§ TASK DETAILS: Copy each line of the material in which the word "prefix" appears.

§ DATA:
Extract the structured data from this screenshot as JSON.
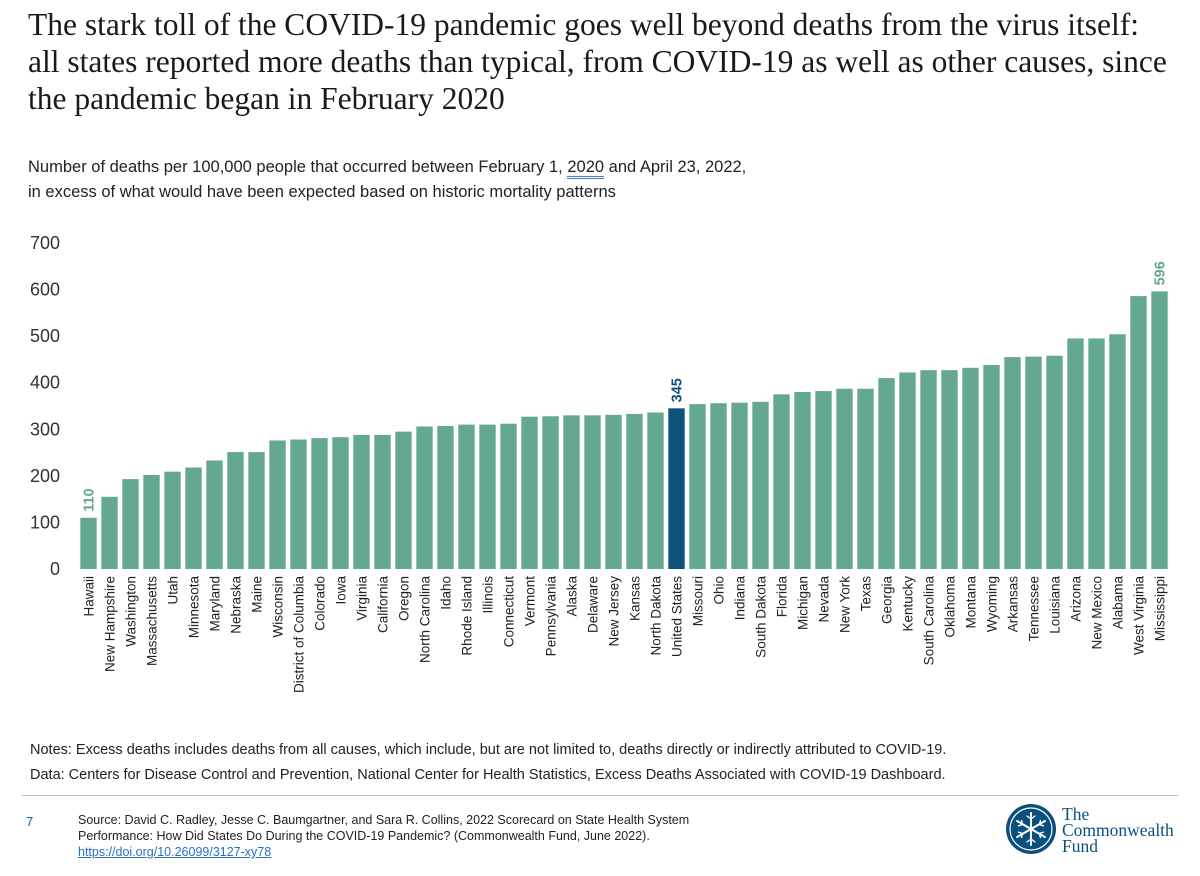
{
  "header": {
    "title": "The stark toll of the COVID-19 pandemic goes well beyond deaths from the virus itself: all states reported more deaths than typical, from COVID-19 as well as other causes, since the pandemic began in February 2020",
    "subtitle_line1_pre": "Number of deaths per 100,000 people that occurred between February 1, ",
    "subtitle_line1_hl": "2020",
    "subtitle_line1_post": " and April 23, 2022,",
    "subtitle_line2": "in excess of what would have been expected based on historic mortality patterns"
  },
  "chart_data": {
    "type": "bar",
    "categories": [
      "Hawaii",
      "New Hampshire",
      "Washington",
      "Massachusetts",
      "Utah",
      "Minnesota",
      "Maryland",
      "Nebraska",
      "Maine",
      "Wisconsin",
      "District of Columbia",
      "Colorado",
      "Iowa",
      "Virginia",
      "California",
      "Oregon",
      "North Carolina",
      "Idaho",
      "Rhode Island",
      "Illinois",
      "Connecticut",
      "Vermont",
      "Pennsylvania",
      "Alaska",
      "Delaware",
      "New Jersey",
      "Kansas",
      "North Dakota",
      "United States",
      "Missouri",
      "Ohio",
      "Indiana",
      "South Dakota",
      "Florida",
      "Michigan",
      "Nevada",
      "New York",
      "Texas",
      "Georgia",
      "Kentucky",
      "South Carolina",
      "Oklahoma",
      "Montana",
      "Wyoming",
      "Arkansas",
      "Tennessee",
      "Louisiana",
      "Arizona",
      "New Mexico",
      "Alabama",
      "West Virginia",
      "Mississippi"
    ],
    "values": [
      110,
      155,
      193,
      202,
      209,
      218,
      233,
      251,
      251,
      276,
      278,
      281,
      283,
      288,
      288,
      295,
      306,
      307,
      310,
      310,
      312,
      327,
      328,
      330,
      330,
      331,
      333,
      336,
      345,
      354,
      356,
      357,
      359,
      375,
      380,
      382,
      387,
      387,
      410,
      422,
      427,
      427,
      432,
      438,
      455,
      456,
      458,
      495,
      495,
      504,
      586,
      596
    ],
    "yticks": [
      0,
      100,
      200,
      300,
      400,
      500,
      600,
      700
    ],
    "ylim": [
      0,
      700
    ],
    "data_labels": [
      {
        "category": "Hawaii",
        "text": "110"
      },
      {
        "category": "United States",
        "text": "345"
      },
      {
        "category": "Mississippi",
        "text": "596"
      }
    ],
    "highlight_category": "United States",
    "colors": {
      "bar": "#65a892",
      "highlight": "#0c5279",
      "label": "#65a892",
      "highlight_label": "#0c5279"
    },
    "grid": false,
    "legend": "none"
  },
  "footer": {
    "notes": "Notes: Excess deaths includes deaths from all causes, which include, but are not limited to, deaths directly or indirectly attributed to COVID-19.",
    "data_source": "Data: Centers for Disease Control and Prevention, National Center for Health Statistics, Excess Deaths Associated with COVID-19 Dashboard.",
    "page_number": "7",
    "source_line1": "Source: David C. Radley, Jesse C. Baumgartner, and Sara R. Collins, 2022 Scorecard on State Health System",
    "source_line2": "Performance: How Did States Do During the COVID-19 Pandemic? (Commonwealth Fund, June 2022).",
    "source_link": "https://doi.org/10.26099/3127-xy78"
  },
  "logo": {
    "line1": "The",
    "line2": "Commonwealth",
    "line3": "Fund",
    "icon": "snowflake-seal-icon",
    "color": "#0b4f7d"
  }
}
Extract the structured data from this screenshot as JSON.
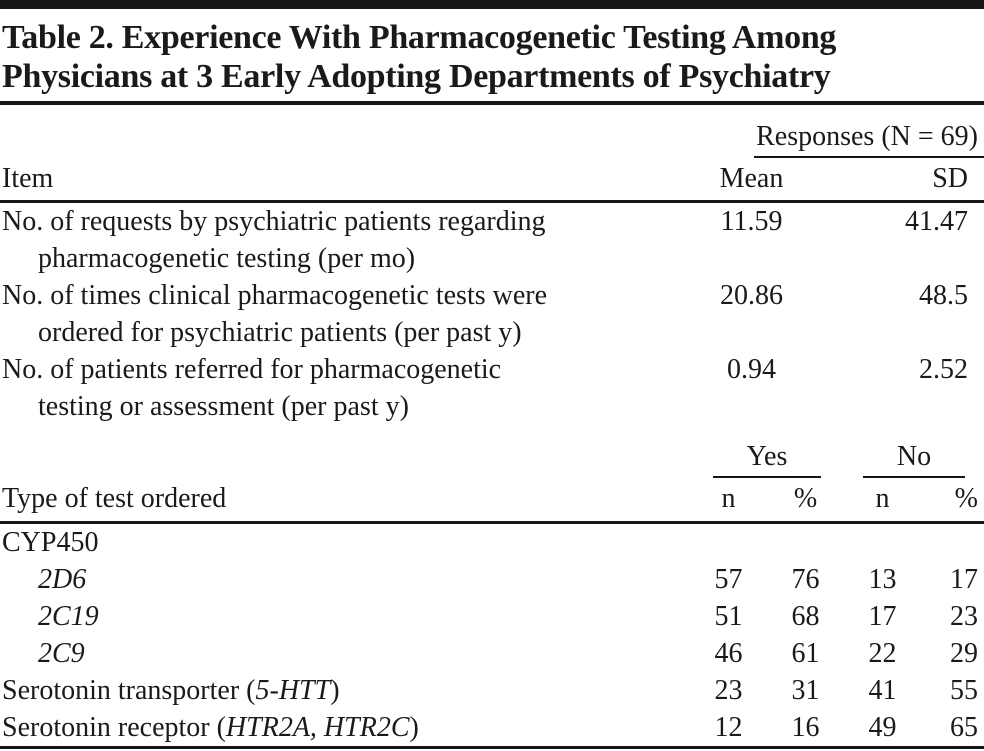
{
  "title": {
    "line1": "Table 2. Experience With Pharmacogenetic Testing Among",
    "line2": "Physicians at 3 Early Adopting Departments of Psychiatry"
  },
  "stats": {
    "group_header": "Responses (N = 69)",
    "item_header": "Item",
    "col_mean": "Mean",
    "col_sd": "SD",
    "rows": [
      {
        "line1": "No. of requests by psychiatric patients regarding",
        "line2": "pharmacogenetic testing (per mo)",
        "mean": "11.59",
        "sd": "41.47"
      },
      {
        "line1": "No. of times clinical pharmacogenetic tests were",
        "line2": "ordered for psychiatric patients (per past y)",
        "mean": "20.86",
        "sd": "48.5"
      },
      {
        "line1": "No. of patients referred for pharmacogenetic",
        "line2": "testing or assessment (per past y)",
        "mean": "0.94",
        "sd": "2.52"
      }
    ]
  },
  "tests": {
    "section_header": "Type of test ordered",
    "yes_label": "Yes",
    "no_label": "No",
    "col_n": "n",
    "col_pct": "%",
    "rows": [
      {
        "label": "CYP450",
        "yes_n": "",
        "yes_pct": "",
        "no_n": "",
        "no_pct": ""
      },
      {
        "label": "2D6",
        "yes_n": "57",
        "yes_pct": "76",
        "no_n": "13",
        "no_pct": "17"
      },
      {
        "label": "2C19",
        "yes_n": "51",
        "yes_pct": "68",
        "no_n": "17",
        "no_pct": "23"
      },
      {
        "label": "2C9",
        "yes_n": "46",
        "yes_pct": "61",
        "no_n": "22",
        "no_pct": "29"
      },
      {
        "prefix": "Serotonin transporter (",
        "gene": "5-HTT",
        "suffix": ")",
        "yes_n": "23",
        "yes_pct": "31",
        "no_n": "41",
        "no_pct": "55"
      },
      {
        "prefix": "Serotonin receptor (",
        "gene": "HTR2A, HTR2C",
        "suffix": ")",
        "yes_n": "12",
        "yes_pct": "16",
        "no_n": "49",
        "no_pct": "65"
      }
    ]
  }
}
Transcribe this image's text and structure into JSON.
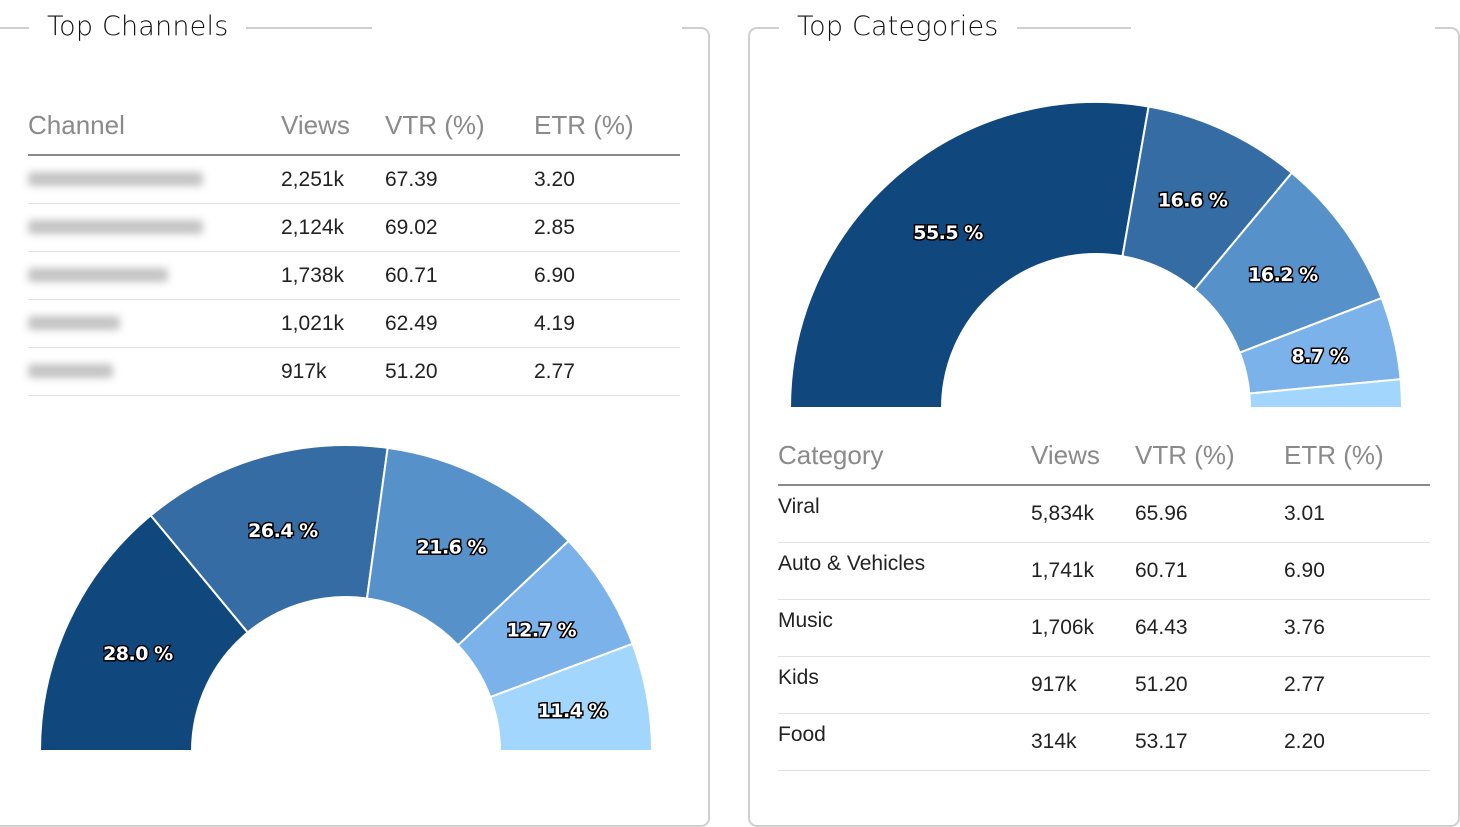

§ ANSWER BOX:
        "prefix": "Serotonin transporter (",
        "prefix": "Serotonin receptor (",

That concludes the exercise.